- **AIM 1**: In the fettuccine Alfredo forum thread, how much Parmigiano-Reggiano cheese did chave982 add to the butter and cream?
- **AIM 2**: Extend the fettuccine Alfredo forum thread, picking up directly after its final sentence.

BEGIN SELECTED EXCERPT

# Fettuccine Alfredo?



## chave982 (Feb 21, 2007)

I made an alfredo sauce yesterday by melting a stick of butter with a pint of heavy cream, then simmered on low while adding about 3/4 cup of Parmessiano Reggiano cheese. 

This is exactly what the recipe told me to do, but no matter how much I stirred the cheese in, it just formed a bunch of clumps and didn't dissolve well at all.

Can anybody tell me what I did wrong? The sauce tasted fine (with mushrooms and shrimp), but it wasn't nearly as creamy as I was hoping it would be, and there were clumps of cheese all throughout.


----------



## Barb L. (Feb 21, 2007)

I was probably your cheese, has happened to me too!  Other with better answers are coming I'm sure.


----------



## college_cook (Feb 21, 2007)

It probably has to do with the type of cheese you were using.  Any particular brand you use?  Also, 1 stick of butter seems like a lot to me, i don't know, but perhaps the amunt of fat was preventing the cheese from melting properly?


----------



## chave982 (Feb 21, 2007)

I used a container of pre-grated Parmessiano Reggiano cheese (not sure what brand).  Maybe I should've just bought a block of it instead, and grated it myself with a microplane.

END SELECTED EXCERPT
BEGIN DATA SEGMENT

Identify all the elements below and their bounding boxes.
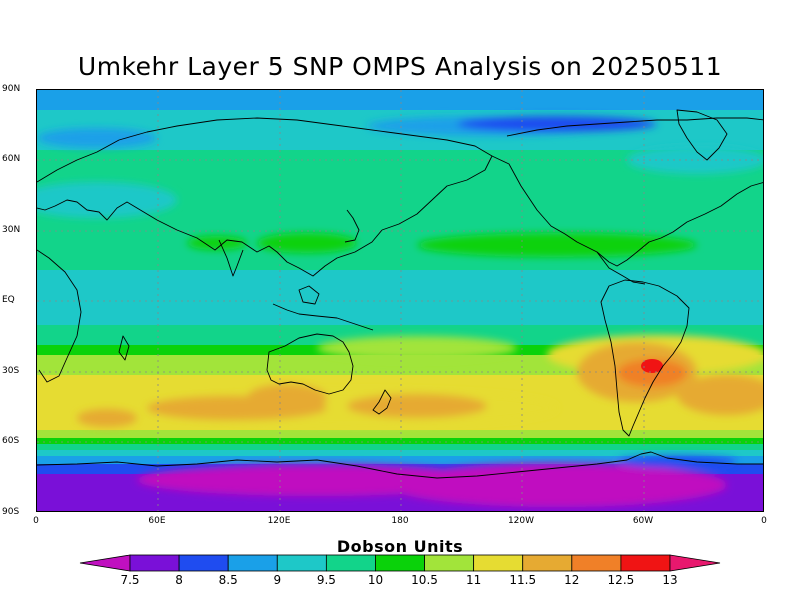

END DATA SEGMENT

- **WRITTEN ANSWER 1**: About 3/4 cup.

- **WRITTEN ANSWER 2**:
----------



## college_cook (Feb 21, 2007)

I've had a container of the pre-grated cheese that was really really dried out before, and it affected my sauce.  The stuff just didn't want to melt.  Maybe that's what happened.


----------



## Barb L. (Feb 21, 2007)

chave982 said:
			
		

> I used a container of pre-grated Parmessiano Reggiano cheese (not sure what brand).  Maybe I should've just bought a block of it instead, and grated it myself with a microplane.


 When I had the same problem I grated mine- same results !


----------



## chave982 (Feb 21, 2007)

Funny...I think Alfredo sauce is one of the few things that's cheaper to buy pre-made then to make from scratch.  Parmessiano Reggiano is really expensive!  Costs about $17 per pound here.


----------



## BreezyCooking (Feb 21, 2007)

Not that this solves your problem, but my husband developed this recipe for a "lower-fat" version of Fettucine Alfredo, & it turns out perfect every time.  In fact, I've even grown to like it better than the regular version, since the yogurt gives it a tangier flavor.

YOGURT FETTUCINE ALFREDO
 
1 stick (1/4#) “Can’t Believe It’s Not Butter”
2 cups plain yogurt
½ cup sour cream
1 cup grated parmesan or romano cheese, + extra for sprinkling
1 pound fettucini – regular, spinach, or ½ & ½
 
Cook pasta to al dente stage according to package directions & drain.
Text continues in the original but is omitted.